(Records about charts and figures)
-------------------------
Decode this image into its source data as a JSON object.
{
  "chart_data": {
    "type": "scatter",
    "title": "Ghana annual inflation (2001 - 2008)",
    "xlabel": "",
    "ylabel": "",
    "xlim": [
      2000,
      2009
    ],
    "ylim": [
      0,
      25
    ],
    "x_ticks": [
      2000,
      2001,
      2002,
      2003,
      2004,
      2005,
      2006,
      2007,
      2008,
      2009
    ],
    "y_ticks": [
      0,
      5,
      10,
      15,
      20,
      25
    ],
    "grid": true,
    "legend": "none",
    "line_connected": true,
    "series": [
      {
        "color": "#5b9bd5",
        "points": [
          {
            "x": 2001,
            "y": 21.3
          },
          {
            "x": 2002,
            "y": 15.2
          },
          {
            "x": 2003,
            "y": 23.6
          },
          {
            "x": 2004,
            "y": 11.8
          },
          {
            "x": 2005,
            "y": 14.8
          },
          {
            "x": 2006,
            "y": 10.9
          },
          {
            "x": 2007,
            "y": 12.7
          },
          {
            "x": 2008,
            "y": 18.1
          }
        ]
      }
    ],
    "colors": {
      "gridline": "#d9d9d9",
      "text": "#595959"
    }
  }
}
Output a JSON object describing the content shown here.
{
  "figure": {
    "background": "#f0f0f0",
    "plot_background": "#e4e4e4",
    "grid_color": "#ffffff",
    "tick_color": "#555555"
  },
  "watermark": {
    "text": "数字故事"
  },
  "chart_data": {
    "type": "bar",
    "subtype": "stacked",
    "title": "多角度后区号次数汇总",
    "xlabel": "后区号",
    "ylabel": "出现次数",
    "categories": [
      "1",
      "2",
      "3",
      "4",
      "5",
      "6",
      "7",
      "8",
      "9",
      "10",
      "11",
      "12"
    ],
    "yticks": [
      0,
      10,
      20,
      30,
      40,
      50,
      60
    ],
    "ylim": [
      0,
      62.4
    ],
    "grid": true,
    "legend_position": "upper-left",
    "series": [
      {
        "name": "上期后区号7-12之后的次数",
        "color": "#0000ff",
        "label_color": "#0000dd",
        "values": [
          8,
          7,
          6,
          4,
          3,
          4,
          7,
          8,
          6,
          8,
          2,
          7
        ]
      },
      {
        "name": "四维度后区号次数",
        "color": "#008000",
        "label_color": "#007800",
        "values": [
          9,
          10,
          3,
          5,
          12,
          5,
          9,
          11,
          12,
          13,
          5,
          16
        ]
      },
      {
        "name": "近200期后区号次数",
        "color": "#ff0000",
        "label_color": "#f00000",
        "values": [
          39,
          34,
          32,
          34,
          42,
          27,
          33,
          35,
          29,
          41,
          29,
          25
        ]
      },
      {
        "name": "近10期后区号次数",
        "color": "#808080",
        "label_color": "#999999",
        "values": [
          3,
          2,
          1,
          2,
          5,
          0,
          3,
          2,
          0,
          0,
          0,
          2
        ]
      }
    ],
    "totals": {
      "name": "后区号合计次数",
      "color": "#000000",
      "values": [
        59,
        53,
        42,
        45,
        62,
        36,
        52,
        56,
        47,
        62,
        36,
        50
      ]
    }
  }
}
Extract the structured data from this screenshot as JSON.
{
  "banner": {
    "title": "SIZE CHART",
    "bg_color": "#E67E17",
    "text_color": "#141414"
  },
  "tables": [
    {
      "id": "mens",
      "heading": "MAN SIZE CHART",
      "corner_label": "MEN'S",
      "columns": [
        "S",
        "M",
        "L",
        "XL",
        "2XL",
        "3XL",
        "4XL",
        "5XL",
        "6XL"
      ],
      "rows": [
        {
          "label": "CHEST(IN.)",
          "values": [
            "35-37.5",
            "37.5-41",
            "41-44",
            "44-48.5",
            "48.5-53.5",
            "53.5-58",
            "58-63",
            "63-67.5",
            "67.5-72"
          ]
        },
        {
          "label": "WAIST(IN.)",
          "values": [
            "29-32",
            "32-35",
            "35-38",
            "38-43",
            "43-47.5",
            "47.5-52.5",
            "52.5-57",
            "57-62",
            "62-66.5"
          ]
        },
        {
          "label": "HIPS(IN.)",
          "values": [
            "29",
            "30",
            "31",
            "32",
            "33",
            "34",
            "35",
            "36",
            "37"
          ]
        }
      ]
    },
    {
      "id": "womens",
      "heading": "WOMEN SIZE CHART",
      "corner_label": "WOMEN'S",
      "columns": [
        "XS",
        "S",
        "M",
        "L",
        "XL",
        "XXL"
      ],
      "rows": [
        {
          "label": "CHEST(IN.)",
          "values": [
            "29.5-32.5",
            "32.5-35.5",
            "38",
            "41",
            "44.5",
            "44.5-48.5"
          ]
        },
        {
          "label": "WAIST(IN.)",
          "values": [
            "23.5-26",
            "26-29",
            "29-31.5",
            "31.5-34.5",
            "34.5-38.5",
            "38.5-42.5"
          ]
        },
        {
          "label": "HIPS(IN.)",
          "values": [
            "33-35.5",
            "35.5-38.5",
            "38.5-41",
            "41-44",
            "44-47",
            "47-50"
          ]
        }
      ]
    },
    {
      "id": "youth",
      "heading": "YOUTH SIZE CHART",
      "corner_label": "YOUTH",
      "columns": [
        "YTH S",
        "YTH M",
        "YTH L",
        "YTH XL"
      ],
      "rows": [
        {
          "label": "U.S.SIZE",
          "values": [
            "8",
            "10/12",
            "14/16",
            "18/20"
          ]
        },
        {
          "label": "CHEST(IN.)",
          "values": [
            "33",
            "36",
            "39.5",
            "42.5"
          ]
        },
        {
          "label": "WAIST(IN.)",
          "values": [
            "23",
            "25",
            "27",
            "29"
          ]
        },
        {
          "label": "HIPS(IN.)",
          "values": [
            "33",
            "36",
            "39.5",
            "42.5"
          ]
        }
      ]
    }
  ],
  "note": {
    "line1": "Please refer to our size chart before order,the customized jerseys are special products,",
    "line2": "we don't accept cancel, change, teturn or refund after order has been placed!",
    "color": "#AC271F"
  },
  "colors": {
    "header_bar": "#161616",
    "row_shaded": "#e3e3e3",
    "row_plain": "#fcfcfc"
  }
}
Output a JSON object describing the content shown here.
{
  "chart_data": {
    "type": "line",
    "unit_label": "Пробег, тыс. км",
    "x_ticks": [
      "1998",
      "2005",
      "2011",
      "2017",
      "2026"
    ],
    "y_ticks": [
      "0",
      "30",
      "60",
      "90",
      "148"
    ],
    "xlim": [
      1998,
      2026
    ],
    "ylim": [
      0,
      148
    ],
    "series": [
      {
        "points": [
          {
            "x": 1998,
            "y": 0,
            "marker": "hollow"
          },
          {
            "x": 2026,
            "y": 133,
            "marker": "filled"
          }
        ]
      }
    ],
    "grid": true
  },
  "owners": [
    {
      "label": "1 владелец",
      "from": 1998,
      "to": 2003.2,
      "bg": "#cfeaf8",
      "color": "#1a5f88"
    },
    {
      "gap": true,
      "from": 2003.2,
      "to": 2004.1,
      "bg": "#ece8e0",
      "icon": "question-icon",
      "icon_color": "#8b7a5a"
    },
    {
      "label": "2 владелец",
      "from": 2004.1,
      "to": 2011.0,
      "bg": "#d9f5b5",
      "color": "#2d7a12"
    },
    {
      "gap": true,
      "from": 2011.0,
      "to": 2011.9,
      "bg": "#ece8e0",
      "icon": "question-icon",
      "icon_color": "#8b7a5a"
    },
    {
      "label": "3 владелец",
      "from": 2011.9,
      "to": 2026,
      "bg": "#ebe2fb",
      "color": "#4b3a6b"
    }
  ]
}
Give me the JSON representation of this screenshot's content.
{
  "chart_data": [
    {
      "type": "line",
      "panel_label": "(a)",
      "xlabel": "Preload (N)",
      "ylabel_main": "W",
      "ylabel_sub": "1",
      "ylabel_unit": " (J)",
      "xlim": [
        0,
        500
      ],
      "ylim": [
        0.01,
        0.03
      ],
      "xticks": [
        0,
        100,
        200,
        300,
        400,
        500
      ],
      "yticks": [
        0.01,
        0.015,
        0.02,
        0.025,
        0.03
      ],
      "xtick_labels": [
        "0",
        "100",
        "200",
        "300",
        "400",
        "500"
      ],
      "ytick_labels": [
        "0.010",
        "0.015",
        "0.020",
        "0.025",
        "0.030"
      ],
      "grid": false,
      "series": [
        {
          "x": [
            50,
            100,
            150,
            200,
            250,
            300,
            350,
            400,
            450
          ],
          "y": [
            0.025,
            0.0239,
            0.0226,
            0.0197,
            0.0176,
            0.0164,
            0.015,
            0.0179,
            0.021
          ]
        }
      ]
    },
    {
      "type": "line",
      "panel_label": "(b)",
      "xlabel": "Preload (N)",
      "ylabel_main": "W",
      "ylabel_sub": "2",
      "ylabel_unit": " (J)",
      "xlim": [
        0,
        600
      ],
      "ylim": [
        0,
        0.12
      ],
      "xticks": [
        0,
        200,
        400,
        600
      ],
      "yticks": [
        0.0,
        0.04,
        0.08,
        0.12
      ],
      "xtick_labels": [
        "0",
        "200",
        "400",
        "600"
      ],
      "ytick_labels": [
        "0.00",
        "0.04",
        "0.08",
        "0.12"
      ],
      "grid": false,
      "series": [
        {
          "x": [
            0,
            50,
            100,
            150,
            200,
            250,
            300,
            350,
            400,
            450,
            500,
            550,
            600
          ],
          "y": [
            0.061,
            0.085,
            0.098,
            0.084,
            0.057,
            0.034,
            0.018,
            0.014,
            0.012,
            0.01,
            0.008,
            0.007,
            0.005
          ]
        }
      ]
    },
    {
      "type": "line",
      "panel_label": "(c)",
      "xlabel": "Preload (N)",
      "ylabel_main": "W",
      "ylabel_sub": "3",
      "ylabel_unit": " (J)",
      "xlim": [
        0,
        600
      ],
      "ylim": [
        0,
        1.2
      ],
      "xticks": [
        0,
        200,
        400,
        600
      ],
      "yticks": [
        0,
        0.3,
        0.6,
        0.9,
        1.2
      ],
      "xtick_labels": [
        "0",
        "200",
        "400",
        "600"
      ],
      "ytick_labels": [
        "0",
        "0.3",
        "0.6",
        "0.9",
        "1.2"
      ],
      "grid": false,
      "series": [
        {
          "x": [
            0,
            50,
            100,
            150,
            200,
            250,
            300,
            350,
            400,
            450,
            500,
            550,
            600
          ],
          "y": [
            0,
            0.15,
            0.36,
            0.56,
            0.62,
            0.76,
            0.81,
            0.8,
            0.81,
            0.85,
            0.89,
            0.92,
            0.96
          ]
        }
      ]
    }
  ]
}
-------------------------
DIRECTIONS FOR THIS TASK.
Identify the lines in the entries that hold "владелец" and return each one.

SOLUTION.
      "label": "1 владелец",
      "label": "2 владелец",
      "label": "3 владелец",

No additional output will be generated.